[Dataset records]

● ● ● ●

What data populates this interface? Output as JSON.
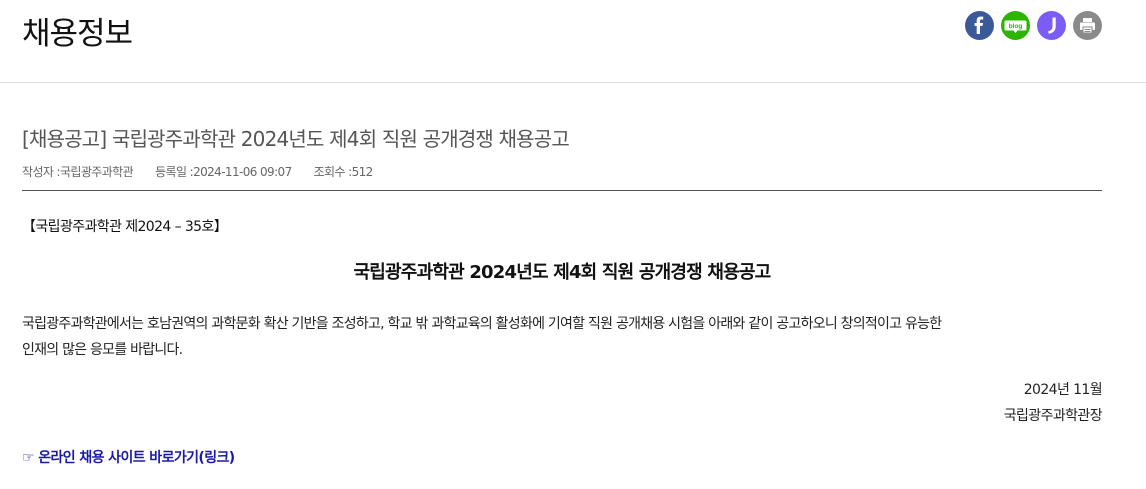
{
  "header": {
    "title": "채용정보",
    "share": {
      "facebook_color": "#3b5998",
      "blog_color": "#2db400",
      "story_color": "#7b5cf5",
      "print_color": "#8a8a8a",
      "blog_label": "blog"
    }
  },
  "post": {
    "title": "[채용공고] 국립광주과학관 2024년도 제4회 직원 공개경쟁 채용공고",
    "meta": {
      "author_label": "작성자 : ",
      "author": "국립광주과학관",
      "date_label": "등록일 : ",
      "date": "2024-11-06 09:07",
      "views_label": "조회수 : ",
      "views": "512"
    }
  },
  "content": {
    "notice_no": "【국립광주과학관 제2024 – 35호】",
    "heading": "국립광주과학관 2024년도 제4회 직원 공개경쟁 채용공고",
    "paragraph_line1": "국립광주과학관에서는 호남권역의 과학문화 확산 기반을 조성하고, 학교 밖 과학교육의 활성화에 기여할 직원 공개채용 시험을 아래와 같이 공고하오니 창의적이고 유능한",
    "paragraph_line2": "인재의 많은 응모를 바랍니다.",
    "sign_date": "2024년 11월",
    "sign_org": "국립광주과학관장",
    "link_text": "☞ 온라인 채용 사이트 바로가기(링크)"
  }
}
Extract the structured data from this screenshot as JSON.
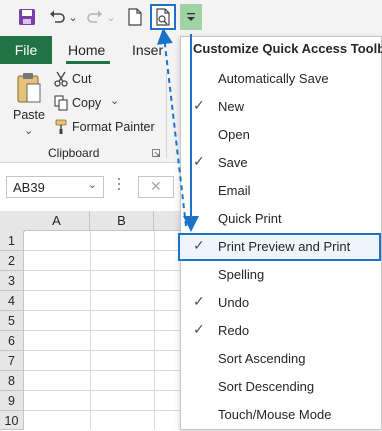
{
  "colors": {
    "accent": "#217346",
    "highlight": "#1a73c8",
    "dropdown_btn": "#9fd3a6"
  },
  "qat": {
    "icons": [
      "save-icon",
      "undo-icon",
      "redo-icon",
      "new-document-icon",
      "print-preview-icon",
      "customize-dropdown-icon"
    ],
    "undo_arrow": "⌄",
    "redo_arrow": "⌄"
  },
  "tabs": {
    "file": "File",
    "home": "Home",
    "insert": "Inser"
  },
  "clipboard": {
    "paste": "Paste",
    "paste_arrow": "⌄",
    "cut": "Cut",
    "copy": "Copy",
    "copy_arrow": "⌄",
    "format_painter": "Format Painter",
    "group_label": "Clipboard"
  },
  "formula_bar": {
    "name_box": "AB39",
    "name_arrow": "⌄",
    "cancel": "✕"
  },
  "grid": {
    "columns": [
      "A",
      "B"
    ],
    "rows": [
      "1",
      "2",
      "3",
      "4",
      "5",
      "6",
      "7",
      "8",
      "9",
      "10"
    ]
  },
  "menu": {
    "title": "Customize Quick Access Toolbar",
    "items": [
      {
        "label": "Automatically Save",
        "check": ""
      },
      {
        "label": "New",
        "check": "✓"
      },
      {
        "label": "Open",
        "check": ""
      },
      {
        "label": "Save",
        "check": "✓"
      },
      {
        "label": "Email",
        "check": ""
      },
      {
        "label": "Quick Print",
        "check": ""
      },
      {
        "label": "Print Preview and Print",
        "check": "✓"
      },
      {
        "label": "Spelling",
        "check": ""
      },
      {
        "label": "Undo",
        "check": "✓"
      },
      {
        "label": "Redo",
        "check": "✓"
      },
      {
        "label": "Sort Ascending",
        "check": ""
      },
      {
        "label": "Sort Descending",
        "check": ""
      },
      {
        "label": "Touch/Mouse Mode",
        "check": ""
      }
    ]
  }
}
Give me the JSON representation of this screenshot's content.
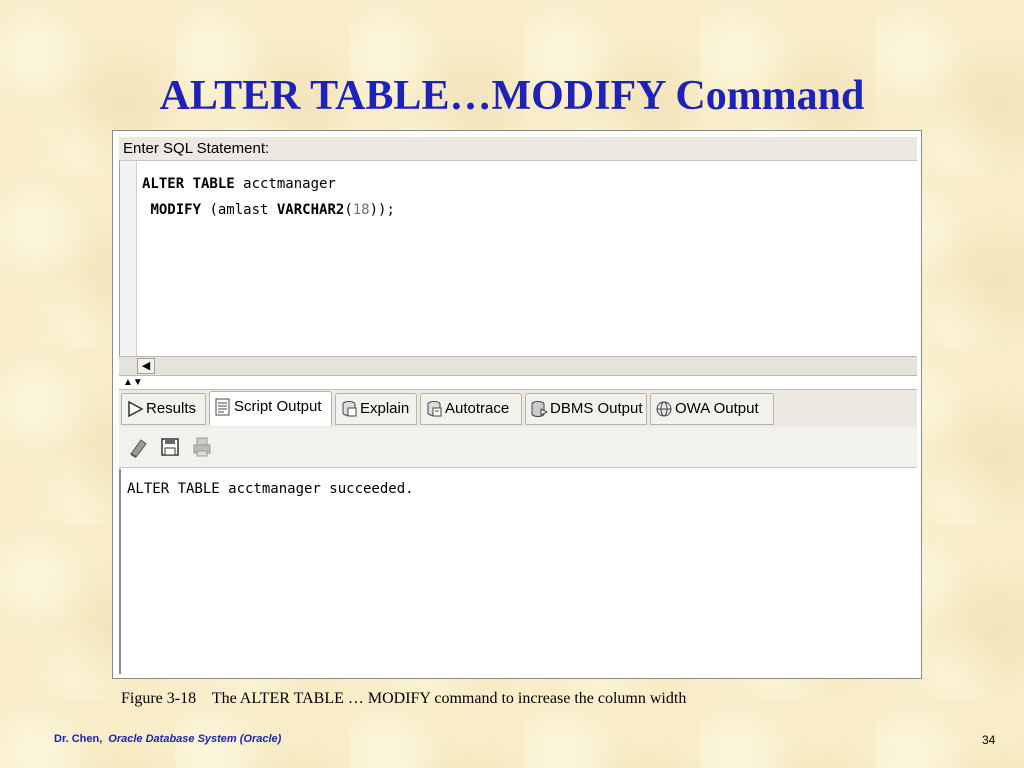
{
  "slide": {
    "title": "ALTER TABLE…MODIFY Command",
    "caption": "Figure 3-18    The ALTER TABLE … MODIFY command to increase the column width",
    "footer_author": "Dr. Chen,",
    "footer_course": "Oracle Database System  (Oracle)",
    "page_number": "34"
  },
  "sql_editor": {
    "prompt_label": "Enter SQL Statement:",
    "line1": {
      "kw": "ALTER TABLE",
      "rest": " acctmanager"
    },
    "line2": {
      "kw1": "MODIFY",
      "mid": " (amlast ",
      "kw2": "VARCHAR2",
      "open": "(",
      "num": "18",
      "close": "));"
    }
  },
  "results_panel": {
    "tabs": [
      {
        "label": "Results",
        "icon": "play-icon"
      },
      {
        "label": "Script Output",
        "icon": "script-icon",
        "active": true
      },
      {
        "label": "Explain",
        "icon": "explain-icon"
      },
      {
        "label": "Autotrace",
        "icon": "autotrace-icon"
      },
      {
        "label": "DBMS Output",
        "icon": "dbms-output-icon"
      },
      {
        "label": "OWA Output",
        "icon": "owa-output-icon"
      }
    ],
    "toolbar_icons": [
      "eraser-icon",
      "save-icon",
      "print-icon"
    ],
    "output_text": "ALTER TABLE acctmanager succeeded."
  }
}
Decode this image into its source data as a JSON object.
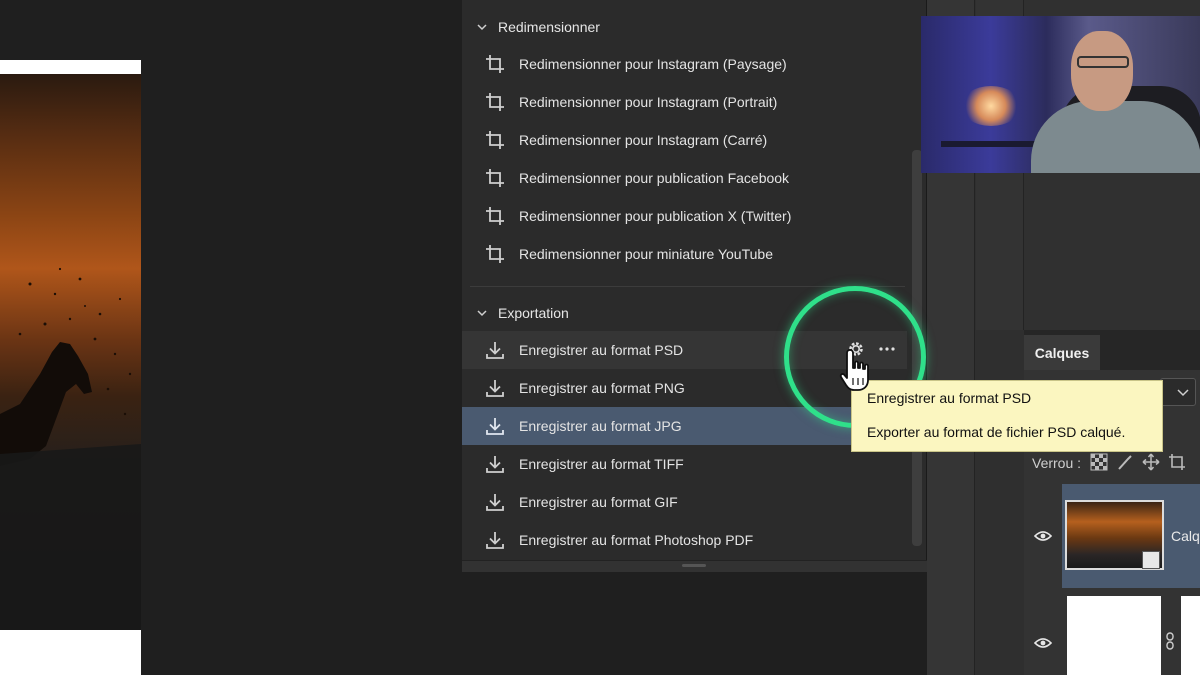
{
  "actions": {
    "groups": [
      {
        "title": "Redimensionner",
        "items": [
          {
            "label": "Redimensionner pour Instagram (Paysage)",
            "icon": "crop-icon"
          },
          {
            "label": "Redimensionner pour Instagram (Portrait)",
            "icon": "crop-icon"
          },
          {
            "label": "Redimensionner pour Instagram (Carré)",
            "icon": "crop-icon"
          },
          {
            "label": "Redimensionner pour publication Facebook",
            "icon": "crop-icon"
          },
          {
            "label": "Redimensionner pour publication X (Twitter)",
            "icon": "crop-icon"
          },
          {
            "label": "Redimensionner pour miniature YouTube",
            "icon": "crop-icon"
          }
        ]
      },
      {
        "title": "Exportation",
        "items": [
          {
            "label": "Enregistrer au format PSD",
            "icon": "download-icon",
            "state": "hover"
          },
          {
            "label": "Enregistrer au format PNG",
            "icon": "download-icon"
          },
          {
            "label": "Enregistrer au format JPG",
            "icon": "download-icon",
            "state": "selected"
          },
          {
            "label": "Enregistrer au format TIFF",
            "icon": "download-icon"
          },
          {
            "label": "Enregistrer au format GIF",
            "icon": "download-icon"
          },
          {
            "label": "Enregistrer au format Photoshop PDF",
            "icon": "download-icon"
          }
        ]
      }
    ],
    "item_tools": [
      "gear-icon",
      "more-icon"
    ]
  },
  "tooltip": {
    "title": "Enregistrer au format PSD",
    "description": "Exporter au format de fichier PSD calqué."
  },
  "layers": {
    "tab": "Calques",
    "lock_label": "Verrou :",
    "layer_name": "Calq"
  },
  "colors": {
    "highlight_ring": "#2fe08a",
    "selected_row": "#4a5a70",
    "tooltip_bg": "#fbf6c0"
  }
}
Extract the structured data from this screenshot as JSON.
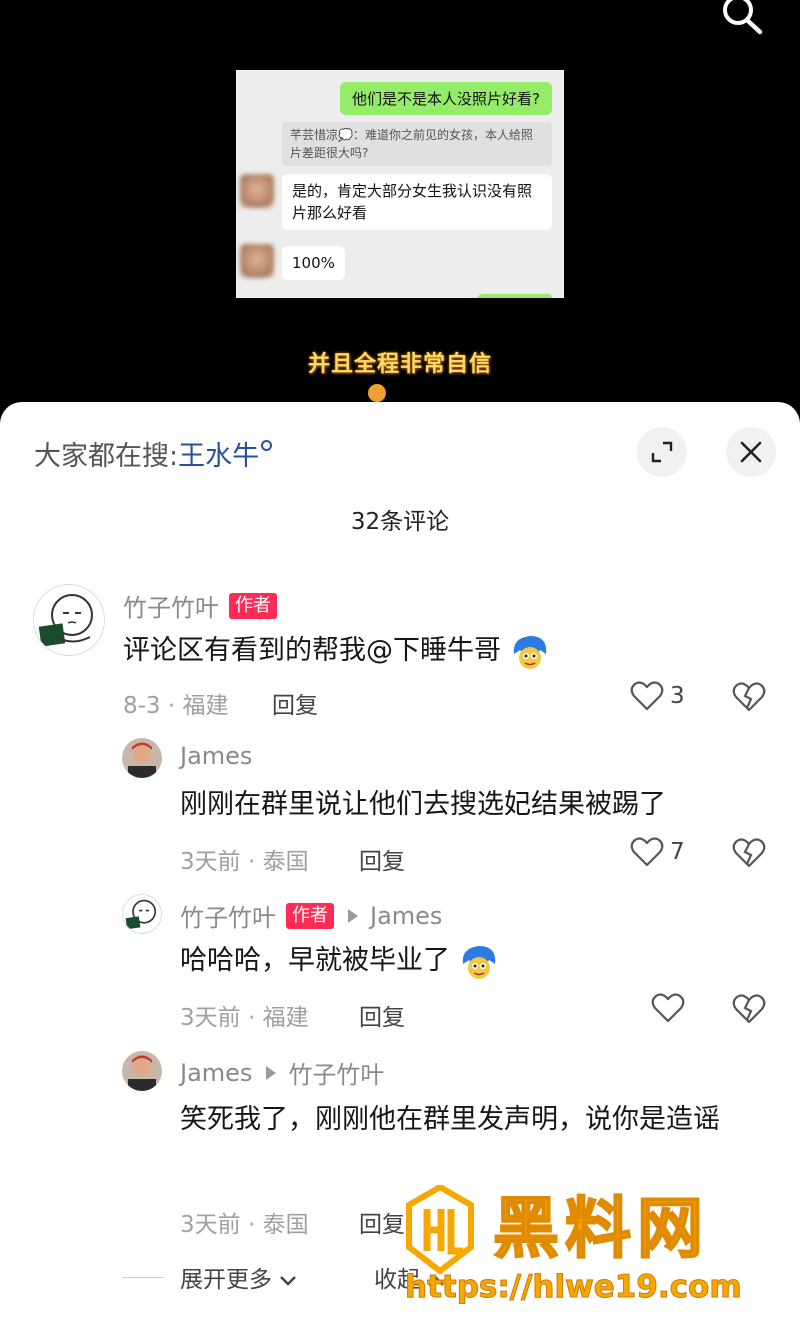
{
  "video": {
    "chat": {
      "outgoing": "他们是不是本人没照片好看?",
      "quote": "芊芸惜凉💭：难道你之前见的女孩，本人给照片差距很大吗?",
      "reply1": "是的，肯定大部分女生我认识没有照片那么好看",
      "reply2": "100%"
    },
    "caption": "并且全程非常自信"
  },
  "sheet": {
    "hot_search_prefix": "大家都在搜:",
    "hot_search_term": "王水牛",
    "comment_count": "32条评论",
    "author_tag": "作者",
    "reply_label": "回复",
    "comments": [
      {
        "author": "竹子竹叶",
        "text": "评论区有看到的帮我@下睡牛哥",
        "meta": "8-3 · 福建",
        "likes": "3"
      },
      {
        "author": "James",
        "text": "刚刚在群里说让他们去搜选妃结果被踢了",
        "meta": "3天前 · 泰国",
        "likes": "7"
      },
      {
        "author": "竹子竹叶",
        "reply_to": "James",
        "text": "哈哈哈，早就被毕业了",
        "meta": "3天前 · 福建",
        "likes": ""
      },
      {
        "author": "James",
        "reply_to": "竹子竹叶",
        "text": "笑死我了，刚刚他在群里发声明，说你是造谣",
        "meta": "3天前 · 泰国",
        "likes": ""
      }
    ],
    "expand_more": "展开更多",
    "collapse": "收起"
  },
  "watermark": {
    "title": "黑料网",
    "url": "https://hlwe19.com"
  },
  "colors": {
    "author_tag": "#fe2c55",
    "hot_search_term": "#26529b",
    "wechat_green": "#95ec69",
    "watermark": "#f7a800"
  },
  "icons": [
    "search-icon",
    "expand-icon",
    "close-icon",
    "heart-icon",
    "broken-heart-icon",
    "chevron-down-icon",
    "chevron-up-icon"
  ]
}
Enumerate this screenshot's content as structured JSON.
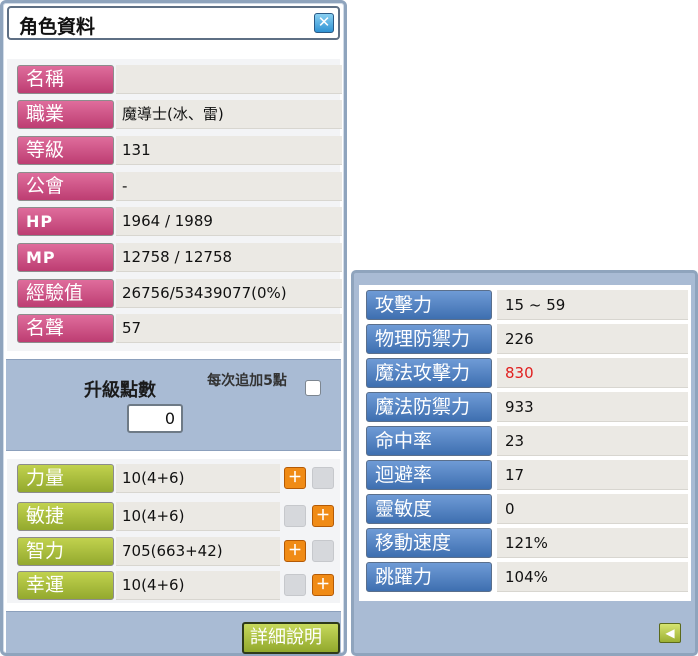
{
  "window": {
    "title": "角色資料",
    "close_label": "✕"
  },
  "profile": [
    {
      "label": "名稱",
      "value": ""
    },
    {
      "label": "職業",
      "value": "魔導士(冰、雷)"
    },
    {
      "label": "等級",
      "value": "131"
    },
    {
      "label": "公會",
      "value": "-"
    },
    {
      "label": "HP",
      "value": "1964 / 1989"
    },
    {
      "label": "MP",
      "value": "12758 / 12758"
    },
    {
      "label": "經驗值",
      "value": "26756/53439077(0%)"
    },
    {
      "label": "名聲",
      "value": "57"
    }
  ],
  "points": {
    "label": "升級點數",
    "value": "0",
    "add5_label": "每次追加5點"
  },
  "stats": [
    {
      "label": "力量",
      "value": "10(4+6)",
      "add_enabled": true
    },
    {
      "label": "敏捷",
      "value": "10(4+6)",
      "add_enabled": true
    },
    {
      "label": "智力",
      "value": "705(663+42)",
      "add_enabled": true
    },
    {
      "label": "幸運",
      "value": "10(4+6)",
      "add_enabled": true
    }
  ],
  "detail_button": "詳細說明",
  "detail_stats": [
    {
      "label": "攻擊力",
      "value": "15 ~ 59"
    },
    {
      "label": "物理防禦力",
      "value": "226"
    },
    {
      "label": "魔法攻擊力",
      "value": "830",
      "highlight_color": "#e02020"
    },
    {
      "label": "魔法防禦力",
      "value": "933"
    },
    {
      "label": "命中率",
      "value": "23"
    },
    {
      "label": "迴避率",
      "value": "17"
    },
    {
      "label": "靈敏度",
      "value": "0"
    },
    {
      "label": "移動速度",
      "value": "121%"
    },
    {
      "label": "跳躍力",
      "value": "104%"
    }
  ],
  "icons": {
    "close": "close-icon",
    "add": "plus-icon",
    "back": "arrow-left-icon"
  },
  "colors": {
    "profile_label": "#cf5187",
    "stat_label": "#a8bc3c",
    "detail_label": "#4f82c4",
    "panel_bg": "#a9bbd4"
  }
}
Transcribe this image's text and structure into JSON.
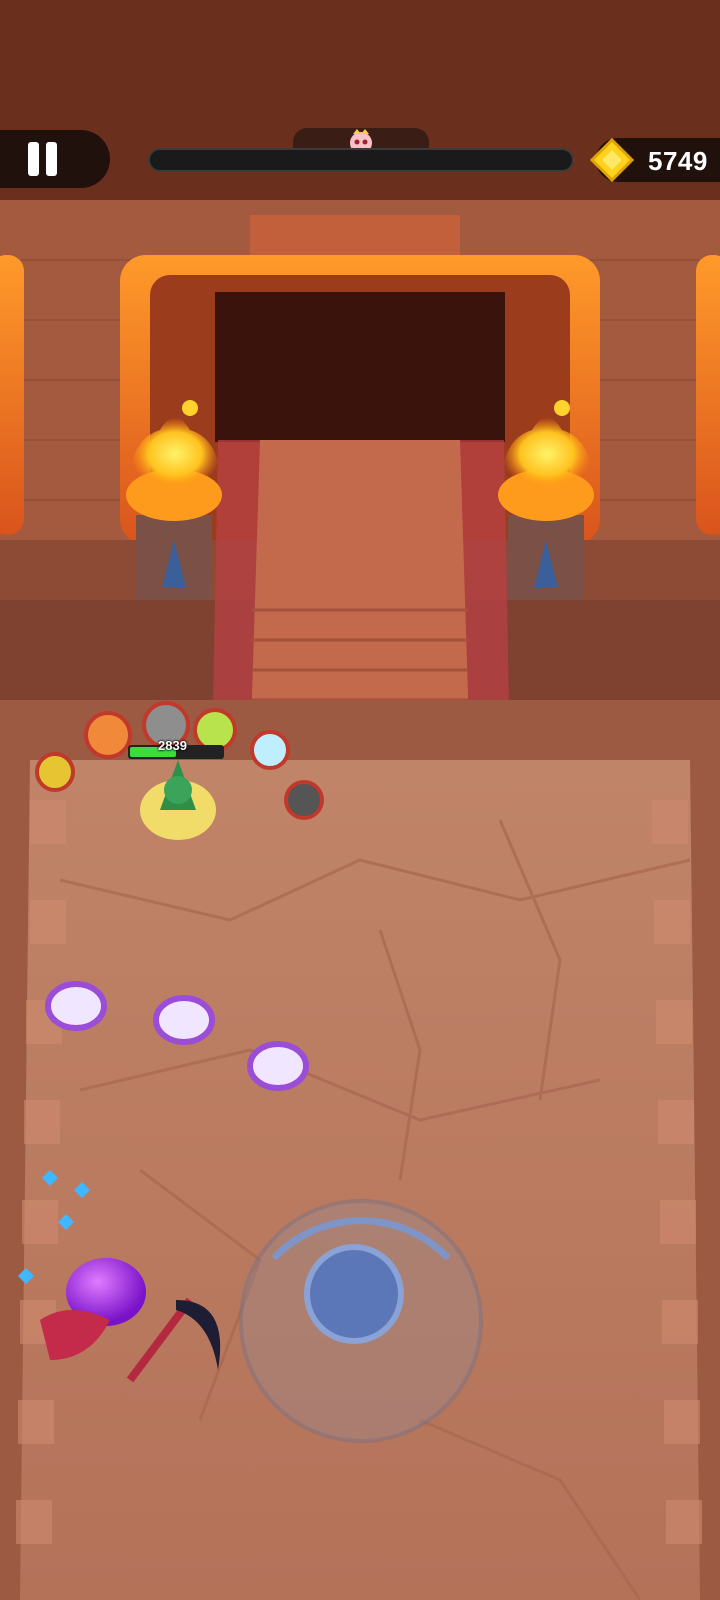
{
  "hud": {
    "coins": "5749",
    "boss_hp_fraction": 0.0,
    "player_hp": "2839",
    "player_hp_fraction": 0.5
  },
  "icons": {
    "pause": "pause-icon",
    "coin": "coin-icon",
    "boss": "boss-skull-icon",
    "joystick": "joystick-icon"
  },
  "colors": {
    "floor": "#b97a60",
    "wall": "#8e4a33",
    "fire": "#ffd22e",
    "carpet": "#b84044",
    "hp_green": "#3ddc3d",
    "joystick_knob": "#5b77b8"
  }
}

● ● ● ●

**Job**
Using the entries above, return each line in which the word "into" occurs.

**Solution to this exercise**
Decode this image into its source data as a JSON object.
Transcribe this image's text and structure into JSON.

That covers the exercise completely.